# Instruction:
Return each line that holds the word "atas".

Saved data entries:
╔══

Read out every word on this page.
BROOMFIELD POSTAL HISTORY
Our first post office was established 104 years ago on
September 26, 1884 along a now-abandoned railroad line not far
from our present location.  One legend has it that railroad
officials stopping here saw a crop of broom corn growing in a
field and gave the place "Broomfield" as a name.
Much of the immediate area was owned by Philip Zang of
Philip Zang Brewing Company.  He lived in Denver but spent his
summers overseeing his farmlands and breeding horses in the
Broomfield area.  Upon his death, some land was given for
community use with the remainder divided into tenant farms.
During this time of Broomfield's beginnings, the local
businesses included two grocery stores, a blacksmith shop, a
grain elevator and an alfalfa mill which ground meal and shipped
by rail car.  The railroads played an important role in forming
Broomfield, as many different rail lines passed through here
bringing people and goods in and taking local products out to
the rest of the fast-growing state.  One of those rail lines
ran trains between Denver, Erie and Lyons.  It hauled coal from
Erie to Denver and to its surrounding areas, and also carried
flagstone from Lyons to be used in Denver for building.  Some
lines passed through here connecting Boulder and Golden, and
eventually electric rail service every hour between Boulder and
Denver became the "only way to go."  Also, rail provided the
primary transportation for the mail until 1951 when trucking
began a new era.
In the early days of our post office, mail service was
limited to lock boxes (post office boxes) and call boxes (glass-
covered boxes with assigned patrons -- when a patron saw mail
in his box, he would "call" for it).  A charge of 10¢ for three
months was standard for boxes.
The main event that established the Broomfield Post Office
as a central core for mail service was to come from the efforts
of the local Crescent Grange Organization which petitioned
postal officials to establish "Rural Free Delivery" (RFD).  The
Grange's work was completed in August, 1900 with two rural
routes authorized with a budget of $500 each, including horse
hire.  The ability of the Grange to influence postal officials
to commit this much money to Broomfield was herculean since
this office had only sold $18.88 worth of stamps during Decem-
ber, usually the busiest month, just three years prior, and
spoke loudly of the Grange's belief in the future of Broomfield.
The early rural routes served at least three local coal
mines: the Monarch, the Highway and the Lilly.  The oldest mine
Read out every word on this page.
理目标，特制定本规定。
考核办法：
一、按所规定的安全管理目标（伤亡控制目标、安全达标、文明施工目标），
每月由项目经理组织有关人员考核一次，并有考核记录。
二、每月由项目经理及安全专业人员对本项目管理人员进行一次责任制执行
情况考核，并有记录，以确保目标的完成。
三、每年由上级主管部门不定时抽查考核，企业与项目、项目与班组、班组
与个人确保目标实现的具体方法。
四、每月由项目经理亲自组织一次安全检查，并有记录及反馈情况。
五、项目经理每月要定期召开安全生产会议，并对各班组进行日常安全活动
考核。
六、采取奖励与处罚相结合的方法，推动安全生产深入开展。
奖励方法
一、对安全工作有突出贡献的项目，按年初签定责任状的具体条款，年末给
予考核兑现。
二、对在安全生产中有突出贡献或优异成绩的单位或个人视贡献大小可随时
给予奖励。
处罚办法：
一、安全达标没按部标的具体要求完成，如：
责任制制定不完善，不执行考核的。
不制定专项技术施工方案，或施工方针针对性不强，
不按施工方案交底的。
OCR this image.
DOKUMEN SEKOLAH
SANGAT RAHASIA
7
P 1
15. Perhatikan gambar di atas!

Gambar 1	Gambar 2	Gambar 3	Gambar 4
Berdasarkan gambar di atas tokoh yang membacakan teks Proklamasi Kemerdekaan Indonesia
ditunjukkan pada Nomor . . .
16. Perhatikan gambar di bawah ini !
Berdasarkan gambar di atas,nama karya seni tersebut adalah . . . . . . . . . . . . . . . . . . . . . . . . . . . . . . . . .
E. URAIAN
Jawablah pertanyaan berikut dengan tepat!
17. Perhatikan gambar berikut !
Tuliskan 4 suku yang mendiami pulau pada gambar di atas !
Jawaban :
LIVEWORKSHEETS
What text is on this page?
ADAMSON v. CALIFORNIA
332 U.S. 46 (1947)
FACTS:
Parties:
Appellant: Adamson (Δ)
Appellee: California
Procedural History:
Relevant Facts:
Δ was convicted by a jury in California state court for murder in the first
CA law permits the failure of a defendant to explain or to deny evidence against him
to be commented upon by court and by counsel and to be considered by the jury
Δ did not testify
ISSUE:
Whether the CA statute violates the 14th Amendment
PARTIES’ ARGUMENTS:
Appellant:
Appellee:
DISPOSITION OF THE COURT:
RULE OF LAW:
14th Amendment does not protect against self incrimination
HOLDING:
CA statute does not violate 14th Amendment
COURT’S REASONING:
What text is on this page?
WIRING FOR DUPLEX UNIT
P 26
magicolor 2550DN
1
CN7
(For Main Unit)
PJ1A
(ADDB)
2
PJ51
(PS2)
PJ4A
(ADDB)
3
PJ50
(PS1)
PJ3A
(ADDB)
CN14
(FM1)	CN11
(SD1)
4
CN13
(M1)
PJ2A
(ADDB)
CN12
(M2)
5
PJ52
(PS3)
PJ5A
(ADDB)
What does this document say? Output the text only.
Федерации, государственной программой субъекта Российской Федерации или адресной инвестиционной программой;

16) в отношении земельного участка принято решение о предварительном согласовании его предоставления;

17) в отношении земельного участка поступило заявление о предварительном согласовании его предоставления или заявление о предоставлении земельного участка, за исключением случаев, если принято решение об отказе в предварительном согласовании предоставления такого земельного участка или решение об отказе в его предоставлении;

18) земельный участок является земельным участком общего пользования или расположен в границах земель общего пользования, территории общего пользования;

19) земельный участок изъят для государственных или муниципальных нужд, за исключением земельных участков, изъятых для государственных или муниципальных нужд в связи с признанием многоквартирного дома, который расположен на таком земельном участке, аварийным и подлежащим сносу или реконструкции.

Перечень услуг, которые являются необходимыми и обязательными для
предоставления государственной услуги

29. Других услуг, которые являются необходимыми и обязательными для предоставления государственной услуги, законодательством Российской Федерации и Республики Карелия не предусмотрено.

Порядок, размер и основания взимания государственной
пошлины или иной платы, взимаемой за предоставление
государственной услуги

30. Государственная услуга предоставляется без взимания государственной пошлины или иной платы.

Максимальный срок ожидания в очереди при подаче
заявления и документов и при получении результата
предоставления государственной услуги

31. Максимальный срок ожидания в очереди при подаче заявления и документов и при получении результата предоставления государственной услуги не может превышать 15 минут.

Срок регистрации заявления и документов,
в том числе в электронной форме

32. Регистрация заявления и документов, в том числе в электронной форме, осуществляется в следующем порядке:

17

╚══

# Result of this exercise:
15. Perhatikan gambar di atas!
Berdasarkan gambar di atas tokoh yang membacakan teks Proklamasi Kemerdekaan Indonesia
Berdasarkan gambar di atas,nama karya seni tersebut adalah . . . . . . . . . . . . . . . . . . . . . . . . . . . . . . . . .
Tuliskan 4 suku yang mendiami pulau pada gambar di atas !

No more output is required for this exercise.